= Goal =
Could you print every record below exactly as it appears?

= Data supplied =
::::::

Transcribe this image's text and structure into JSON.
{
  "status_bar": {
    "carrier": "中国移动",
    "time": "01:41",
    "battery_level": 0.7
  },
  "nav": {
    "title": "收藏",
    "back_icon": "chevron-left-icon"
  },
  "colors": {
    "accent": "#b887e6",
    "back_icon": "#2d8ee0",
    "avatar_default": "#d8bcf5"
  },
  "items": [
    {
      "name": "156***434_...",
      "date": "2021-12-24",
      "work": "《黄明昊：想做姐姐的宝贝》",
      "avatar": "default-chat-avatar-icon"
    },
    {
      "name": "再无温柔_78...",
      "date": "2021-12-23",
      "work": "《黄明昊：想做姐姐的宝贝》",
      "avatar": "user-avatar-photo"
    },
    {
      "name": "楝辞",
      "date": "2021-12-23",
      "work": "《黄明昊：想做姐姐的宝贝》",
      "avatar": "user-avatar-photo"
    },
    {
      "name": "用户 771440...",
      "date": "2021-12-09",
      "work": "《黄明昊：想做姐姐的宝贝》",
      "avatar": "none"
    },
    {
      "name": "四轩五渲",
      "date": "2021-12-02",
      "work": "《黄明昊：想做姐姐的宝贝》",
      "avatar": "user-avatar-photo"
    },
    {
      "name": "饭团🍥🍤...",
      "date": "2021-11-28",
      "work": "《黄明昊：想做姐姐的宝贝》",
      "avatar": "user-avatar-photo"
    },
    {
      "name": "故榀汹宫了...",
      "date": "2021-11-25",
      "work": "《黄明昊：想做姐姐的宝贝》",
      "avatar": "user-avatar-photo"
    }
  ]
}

::::::

= The solution =
Transcribe this image's text and structure into JSON.
{
  "status_bar": {
    "carrier": "中国移动",
    "time": "01:41",
    "battery_level": 0.7
  },
  "nav": {
    "title": "收藏",
    "back_icon": "chevron-left-icon"
  },
  "colors": {
    "accent": "#b887e6",
    "back_icon": "#2d8ee0",
    "avatar_default": "#d8bcf5"
  },
  "items": [
    {
      "name": "156***434_...",
      "date": "2021-12-24",
      "work": "《黄明昊：想做姐姐的宝贝》",
      "avatar": "default-chat-avatar-icon"
    },
    {
      "name": "再无温柔_78...",
      "date": "2021-12-23",
      "work": "《黄明昊：想做姐姐的宝贝》",
      "avatar": "user-avatar-photo"
    },
    {
      "name": "楝辞",
      "date": "2021-12-23",
      "work": "《黄明昊：想做姐姐的宝贝》",
      "avatar": "user-avatar-photo"
    },
    {
      "name": "用户 771440...",
      "date": "2021-12-09",
      "work": "《黄明昊：想做姐姐的宝贝》",
      "avatar": "none"
    },
    {
      "name": "四轩五渲",
      "date": "2021-12-02",
      "work": "《黄明昊：想做姐姐的宝贝》",
      "avatar": "user-avatar-photo"
    },
    {
      "name": "饭团🍥🍤...",
      "date": "2021-11-28",
      "work": "《黄明昊：想做姐姐的宝贝》",
      "avatar": "user-avatar-photo"
    },
    {
      "name": "故榀汹宫了...",
      "date": "2021-11-25",
      "work": "《黄明昊：想做姐姐的宝贝》",
      "avatar": "user-avatar-photo"
    }
  ]
}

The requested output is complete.